## STATED TASK
Repeat each entry as written and leave the images out of the copy.

## GIVEN RECORDS
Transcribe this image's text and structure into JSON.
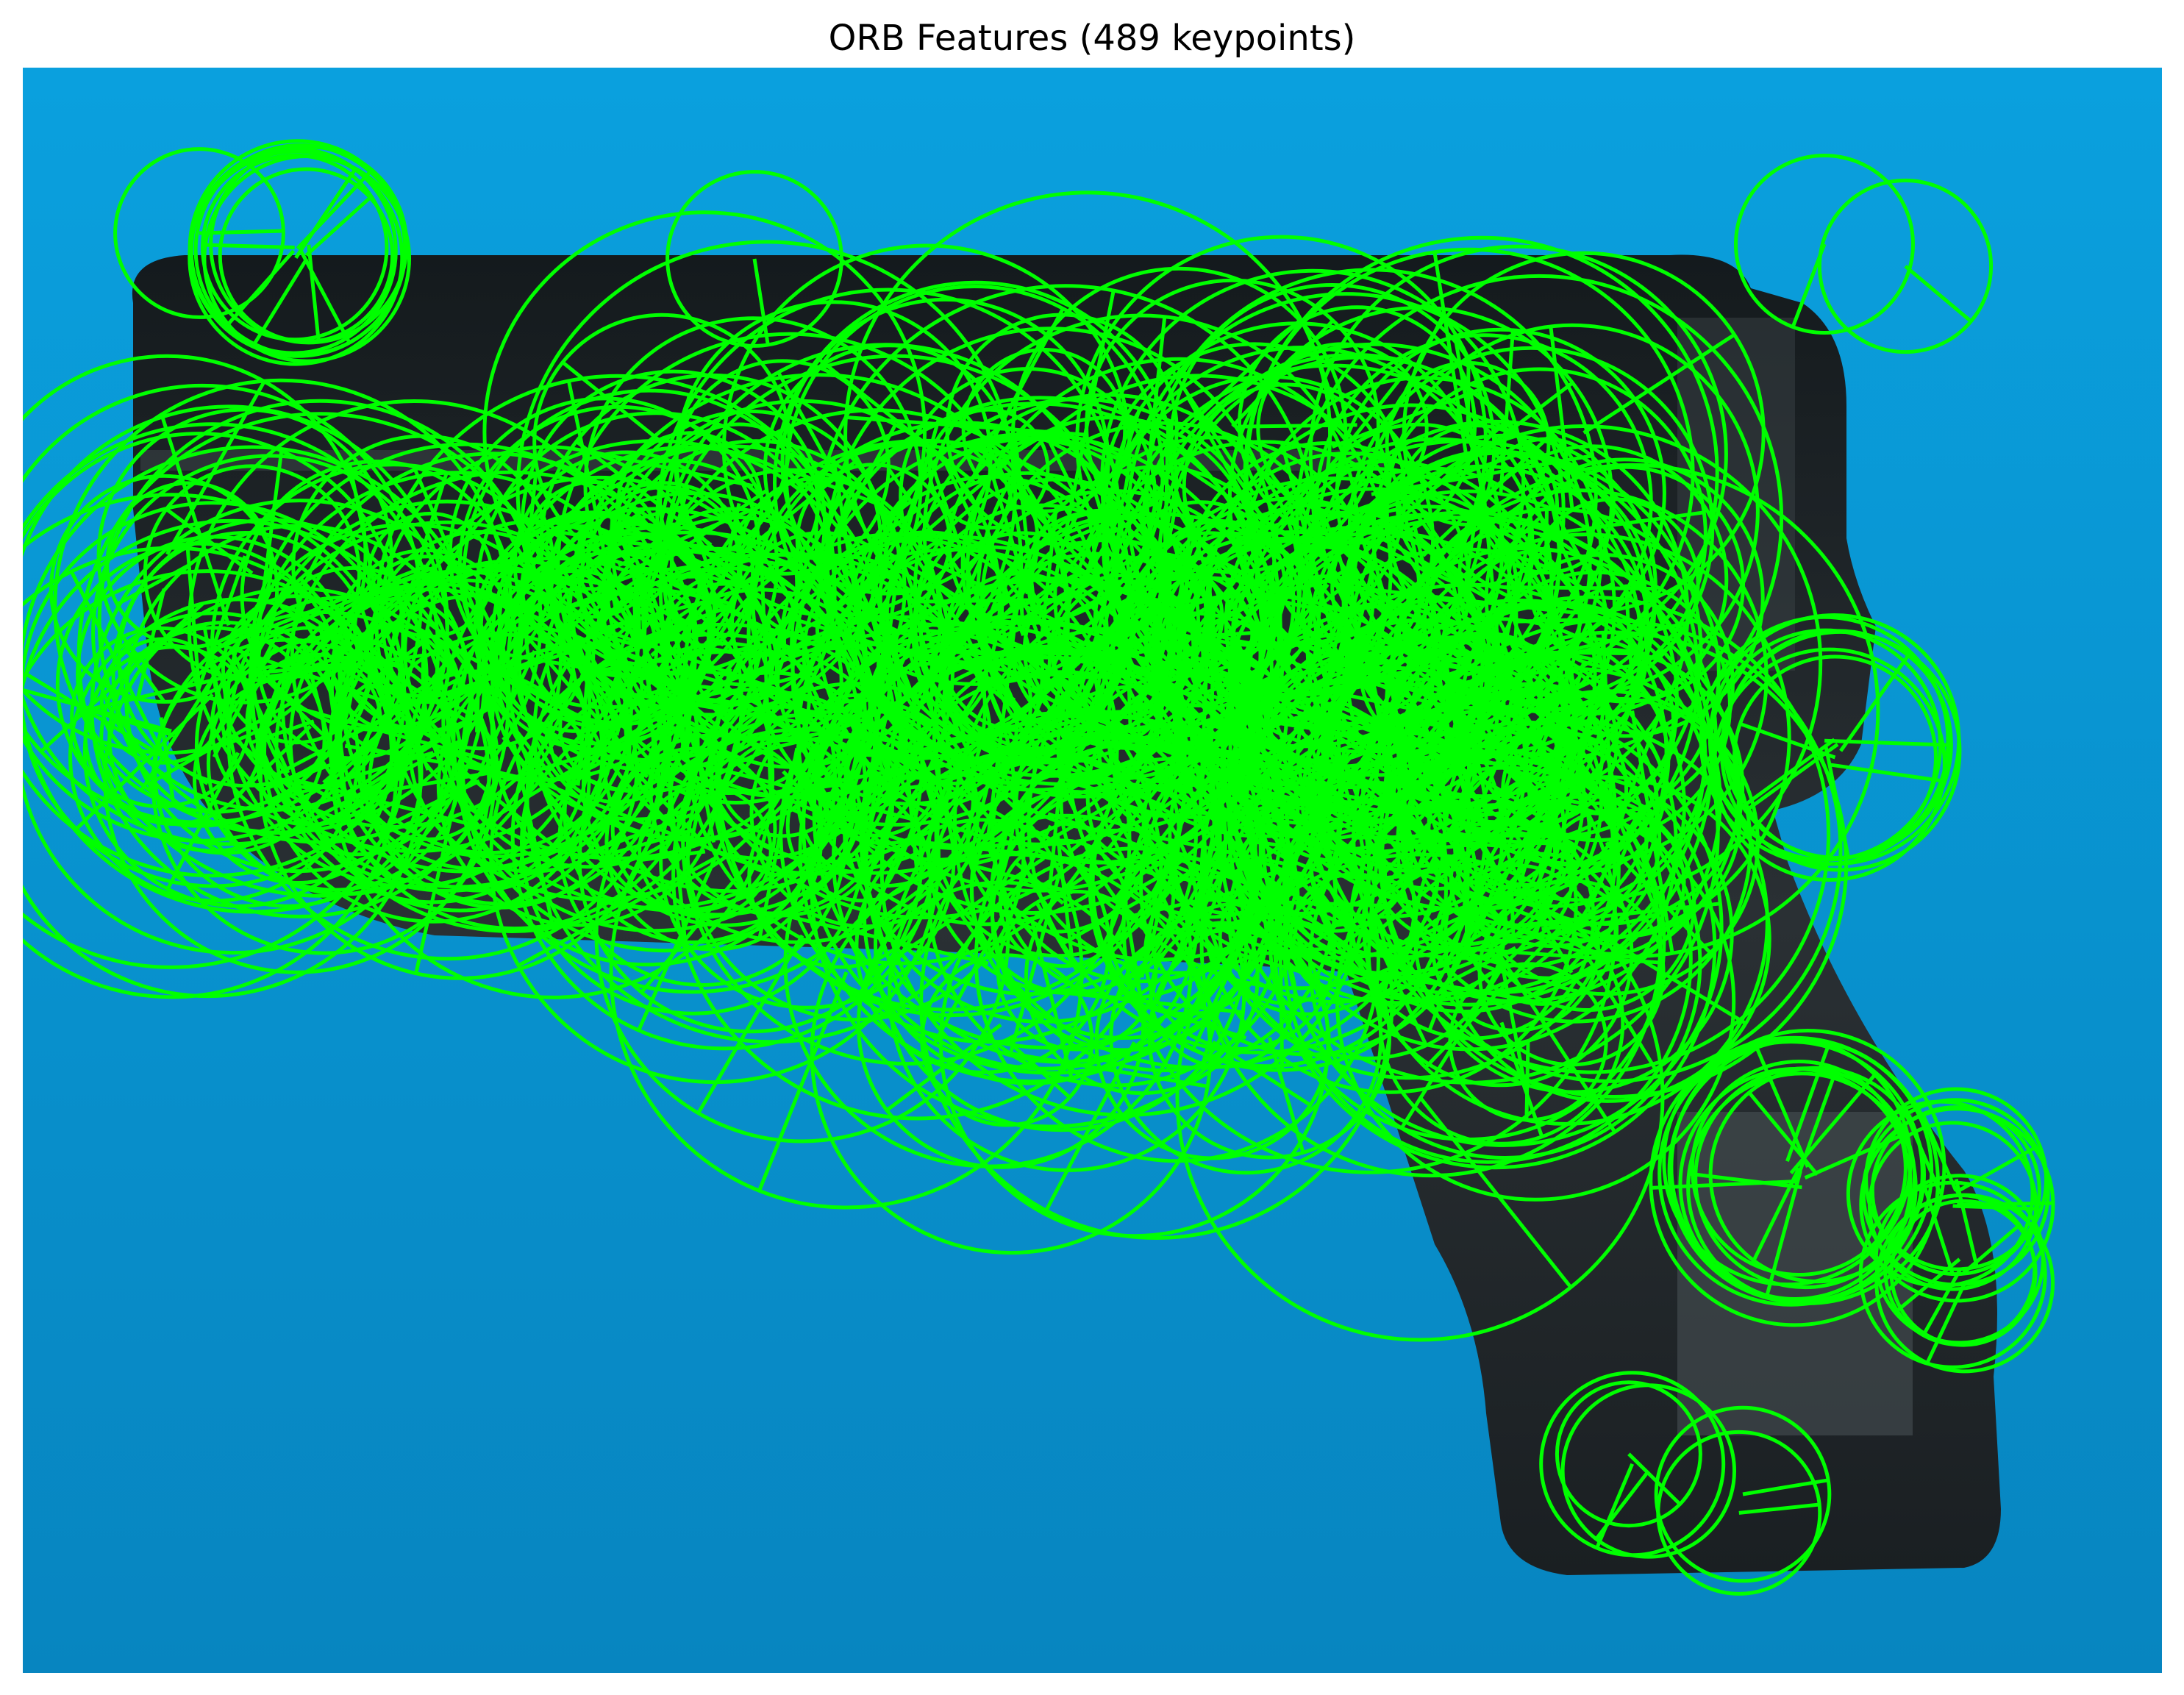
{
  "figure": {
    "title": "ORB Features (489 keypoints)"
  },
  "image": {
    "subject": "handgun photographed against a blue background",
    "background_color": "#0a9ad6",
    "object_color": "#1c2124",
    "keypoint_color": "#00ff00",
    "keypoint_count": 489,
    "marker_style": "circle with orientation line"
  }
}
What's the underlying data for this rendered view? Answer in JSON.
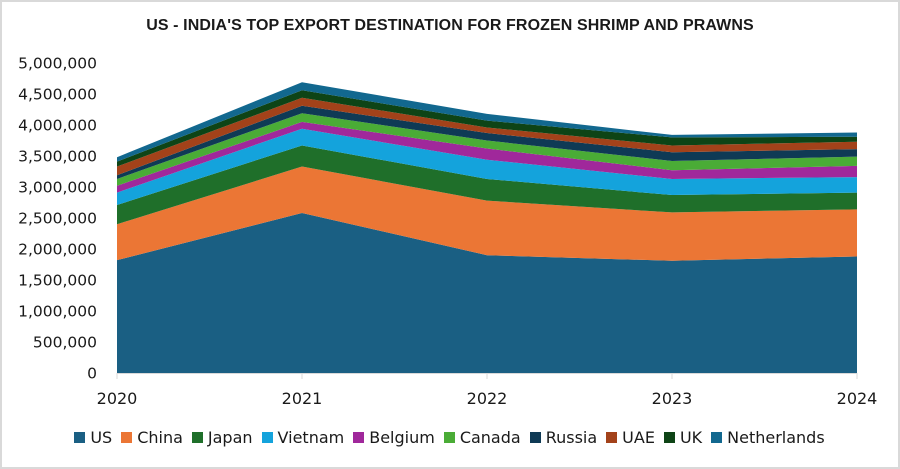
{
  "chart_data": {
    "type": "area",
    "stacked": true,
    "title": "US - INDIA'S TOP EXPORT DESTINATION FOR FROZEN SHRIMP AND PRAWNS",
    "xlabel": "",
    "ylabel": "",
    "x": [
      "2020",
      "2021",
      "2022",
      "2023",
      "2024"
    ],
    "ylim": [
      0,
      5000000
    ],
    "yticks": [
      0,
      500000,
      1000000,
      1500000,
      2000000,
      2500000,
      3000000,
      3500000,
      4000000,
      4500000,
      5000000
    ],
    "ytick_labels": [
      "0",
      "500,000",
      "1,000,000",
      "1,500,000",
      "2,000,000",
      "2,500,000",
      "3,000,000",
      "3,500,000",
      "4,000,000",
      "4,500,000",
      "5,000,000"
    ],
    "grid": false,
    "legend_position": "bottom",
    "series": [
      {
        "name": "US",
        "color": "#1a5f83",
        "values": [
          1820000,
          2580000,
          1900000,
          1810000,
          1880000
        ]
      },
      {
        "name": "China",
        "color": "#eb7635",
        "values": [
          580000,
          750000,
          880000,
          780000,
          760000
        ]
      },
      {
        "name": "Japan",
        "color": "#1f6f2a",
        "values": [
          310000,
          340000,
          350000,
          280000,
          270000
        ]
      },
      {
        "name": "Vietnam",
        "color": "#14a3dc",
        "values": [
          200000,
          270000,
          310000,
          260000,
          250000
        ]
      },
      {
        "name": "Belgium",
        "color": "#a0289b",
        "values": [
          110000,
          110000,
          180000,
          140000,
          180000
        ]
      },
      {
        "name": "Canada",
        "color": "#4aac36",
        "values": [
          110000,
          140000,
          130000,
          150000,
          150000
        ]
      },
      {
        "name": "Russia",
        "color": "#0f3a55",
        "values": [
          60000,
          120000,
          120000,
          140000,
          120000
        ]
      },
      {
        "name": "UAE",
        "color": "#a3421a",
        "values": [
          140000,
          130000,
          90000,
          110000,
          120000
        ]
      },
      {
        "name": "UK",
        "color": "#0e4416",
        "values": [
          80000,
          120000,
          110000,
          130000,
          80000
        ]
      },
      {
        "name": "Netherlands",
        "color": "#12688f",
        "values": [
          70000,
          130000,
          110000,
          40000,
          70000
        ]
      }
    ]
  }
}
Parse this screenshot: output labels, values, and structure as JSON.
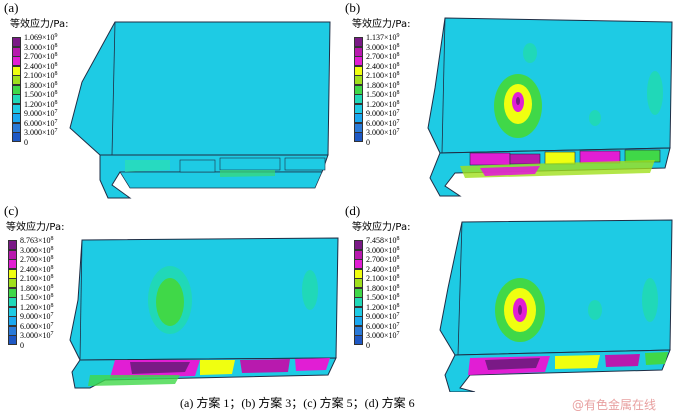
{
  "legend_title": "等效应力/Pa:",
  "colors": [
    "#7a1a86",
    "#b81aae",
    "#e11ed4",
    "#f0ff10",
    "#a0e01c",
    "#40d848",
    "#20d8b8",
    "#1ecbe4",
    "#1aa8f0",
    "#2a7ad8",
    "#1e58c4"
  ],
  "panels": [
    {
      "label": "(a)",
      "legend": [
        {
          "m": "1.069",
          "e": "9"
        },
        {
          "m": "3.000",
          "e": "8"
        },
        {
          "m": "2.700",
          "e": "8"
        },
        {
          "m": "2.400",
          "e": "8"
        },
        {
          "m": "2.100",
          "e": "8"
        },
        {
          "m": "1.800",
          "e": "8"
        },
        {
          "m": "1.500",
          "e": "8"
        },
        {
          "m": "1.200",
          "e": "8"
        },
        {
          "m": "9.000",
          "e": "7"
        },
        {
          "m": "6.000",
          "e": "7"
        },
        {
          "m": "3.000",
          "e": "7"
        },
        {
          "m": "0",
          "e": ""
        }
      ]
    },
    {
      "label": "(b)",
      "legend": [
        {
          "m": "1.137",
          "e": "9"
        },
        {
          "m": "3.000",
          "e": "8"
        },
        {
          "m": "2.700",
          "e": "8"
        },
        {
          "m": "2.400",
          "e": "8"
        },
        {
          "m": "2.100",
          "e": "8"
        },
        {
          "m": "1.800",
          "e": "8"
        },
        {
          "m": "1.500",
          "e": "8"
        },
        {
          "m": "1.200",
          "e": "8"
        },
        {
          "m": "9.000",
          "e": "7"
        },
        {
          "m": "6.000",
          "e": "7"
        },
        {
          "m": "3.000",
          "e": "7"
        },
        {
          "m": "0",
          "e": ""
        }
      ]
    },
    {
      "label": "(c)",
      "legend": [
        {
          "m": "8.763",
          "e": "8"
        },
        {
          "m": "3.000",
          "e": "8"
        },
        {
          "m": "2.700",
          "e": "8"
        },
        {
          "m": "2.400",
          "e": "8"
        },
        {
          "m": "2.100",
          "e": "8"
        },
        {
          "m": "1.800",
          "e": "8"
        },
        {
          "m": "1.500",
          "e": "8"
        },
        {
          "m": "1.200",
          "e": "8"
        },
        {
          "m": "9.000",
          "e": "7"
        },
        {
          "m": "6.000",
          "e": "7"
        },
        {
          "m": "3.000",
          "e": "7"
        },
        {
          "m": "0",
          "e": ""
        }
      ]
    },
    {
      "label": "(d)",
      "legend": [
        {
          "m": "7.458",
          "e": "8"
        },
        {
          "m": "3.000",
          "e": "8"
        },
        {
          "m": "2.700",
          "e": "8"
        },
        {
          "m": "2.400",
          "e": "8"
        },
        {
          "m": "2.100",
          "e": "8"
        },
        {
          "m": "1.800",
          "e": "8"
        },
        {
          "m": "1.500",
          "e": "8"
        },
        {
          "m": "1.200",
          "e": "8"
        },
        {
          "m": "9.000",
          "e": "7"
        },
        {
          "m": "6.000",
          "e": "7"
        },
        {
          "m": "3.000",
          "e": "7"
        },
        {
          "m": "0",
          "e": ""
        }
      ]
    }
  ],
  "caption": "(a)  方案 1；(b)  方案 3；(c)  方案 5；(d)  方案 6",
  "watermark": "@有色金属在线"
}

## ANSWER
Transcribe this image's text and structure into JSON.
{
  "figure": {
    "title": "ORB Features (489 keypoints)"
  },
  "image": {
    "subject": "handgun photographed against a blue background",
    "background_color": "#0a9ad6",
    "object_color": "#1c2124",
    "keypoint_color": "#00ff00",
    "keypoint_count": 489,
    "marker_style": "circle with orientation line"
  }
}
What's the underlying data for this rendered view? Answer in JSON.
{
  "chart_data": {
    "type": "area",
    "stacked": true,
    "title": "US - INDIA'S TOP EXPORT DESTINATION FOR FROZEN SHRIMP AND PRAWNS",
    "xlabel": "",
    "ylabel": "",
    "x": [
      "2020",
      "2021",
      "2022",
      "2023",
      "2024"
    ],
    "ylim": [
      0,
      5000000
    ],
    "yticks": [
      0,
      500000,
      1000000,
      1500000,
      2000000,
      2500000,
      3000000,
      3500000,
      4000000,
      4500000,
      5000000
    ],
    "ytick_labels": [
      "0",
      "500,000",
      "1,000,000",
      "1,500,000",
      "2,000,000",
      "2,500,000",
      "3,000,000",
      "3,500,000",
      "4,000,000",
      "4,500,000",
      "5,000,000"
    ],
    "grid": false,
    "legend_position": "bottom",
    "series": [
      {
        "name": "US",
        "color": "#1a5f83",
        "values": [
          1820000,
          2580000,
          1900000,
          1810000,
          1880000
        ]
      },
      {
        "name": "China",
        "color": "#eb7635",
        "values": [
          580000,
          750000,
          880000,
          780000,
          760000
        ]
      },
      {
        "name": "Japan",
        "color": "#1f6f2a",
        "values": [
          310000,
          340000,
          350000,
          280000,
          270000
        ]
      },
      {
        "name": "Vietnam",
        "color": "#14a3dc",
        "values": [
          200000,
          270000,
          310000,
          260000,
          250000
        ]
      },
      {
        "name": "Belgium",
        "color": "#a0289b",
        "values": [
          110000,
          110000,
          180000,
          140000,
          180000
        ]
      },
      {
        "name": "Canada",
        "color": "#4aac36",
        "values": [
          110000,
          140000,
          130000,
          150000,
          150000
        ]
      },
      {
        "name": "Russia",
        "color": "#0f3a55",
        "values": [
          60000,
          120000,
          120000,
          140000,
          120000
        ]
      },
      {
        "name": "UAE",
        "color": "#a3421a",
        "values": [
          140000,
          130000,
          90000,
          110000,
          120000
        ]
      },
      {
        "name": "UK",
        "color": "#0e4416",
        "values": [
          80000,
          120000,
          110000,
          130000,
          80000
        ]
      },
      {
        "name": "Netherlands",
        "color": "#12688f",
        "values": [
          70000,
          130000,
          110000,
          40000,
          70000
        ]
      }
    ]
  }
}
Parse this screenshot: output labels, values, and structure as JSON.
{
  "legend_title": "等效应力/Pa:",
  "colors": [
    "#7a1a86",
    "#b81aae",
    "#e11ed4",
    "#f0ff10",
    "#a0e01c",
    "#40d848",
    "#20d8b8",
    "#1ecbe4",
    "#1aa8f0",
    "#2a7ad8",
    "#1e58c4"
  ],
  "panels": [
    {
      "label": "(a)",
      "legend": [
        {
          "m": "1.069",
          "e": "9"
        },
        {
          "m": "3.000",
          "e": "8"
        },
        {
          "m": "2.700",
          "e": "8"
        },
        {
          "m": "2.400",
          "e": "8"
        },
        {
          "m": "2.100",
          "e": "8"
        },
        {
          "m": "1.800",
          "e": "8"
        },
        {
          "m": "1.500",
          "e": "8"
        },
        {
          "m": "1.200",
          "e": "8"
        },
        {
          "m": "9.000",
          "e": "7"
        },
        {
          "m": "6.000",
          "e": "7"
        },
        {
          "m": "3.000",
          "e": "7"
        },
        {
          "m": "0",
          "e": ""
        }
      ]
    },
    {
      "label": "(b)",
      "legend": [
        {
          "m": "1.137",
          "e": "9"
        },
        {
          "m": "3.000",
          "e": "8"
        },
        {
          "m": "2.700",
          "e": "8"
        },
        {
          "m": "2.400",
          "e": "8"
        },
        {
          "m": "2.100",
          "e": "8"
        },
        {
          "m": "1.800",
          "e": "8"
        },
        {
          "m": "1.500",
          "e": "8"
        },
        {
          "m": "1.200",
          "e": "8"
        },
        {
          "m": "9.000",
          "e": "7"
        },
        {
          "m": "6.000",
          "e": "7"
        },
        {
          "m": "3.000",
          "e": "7"
        },
        {
          "m": "0",
          "e": ""
        }
      ]
    },
    {
      "label": "(c)",
      "legend": [
        {
          "m": "8.763",
          "e": "8"
        },
        {
          "m": "3.000",
          "e": "8"
        },
        {
          "m": "2.700",
          "e": "8"
        },
        {
          "m": "2.400",
          "e": "8"
        },
        {
          "m": "2.100",
          "e": "8"
        },
        {
          "m": "1.800",
          "e": "8"
        },
        {
          "m": "1.500",
          "e": "8"
        },
        {
          "m": "1.200",
          "e": "8"
        },
        {
          "m": "9.000",
          "e": "7"
        },
        {
          "m": "6.000",
          "e": "7"
        },
        {
          "m": "3.000",
          "e": "7"
        },
        {
          "m": "0",
          "e": ""
        }
      ]
    },
    {
      "label": "(d)",
      "legend": [
        {
          "m": "7.458",
          "e": "8"
        },
        {
          "m": "3.000",
          "e": "8"
        },
        {
          "m": "2.700",
          "e": "8"
        },
        {
          "m": "2.400",
          "e": "8"
        },
        {
          "m": "2.100",
          "e": "8"
        },
        {
          "m": "1.800",
          "e": "8"
        },
        {
          "m": "1.500",
          "e": "8"
        },
        {
          "m": "1.200",
          "e": "8"
        },
        {
          "m": "9.000",
          "e": "7"
        },
        {
          "m": "6.000",
          "e": "7"
        },
        {
          "m": "3.000",
          "e": "7"
        },
        {
          "m": "0",
          "e": ""
        }
      ]
    }
  ],
  "caption": "(a)  方案 1；(b)  方案 3；(c)  方案 5；(d)  方案 6",
  "watermark": "@有色金属在线"
}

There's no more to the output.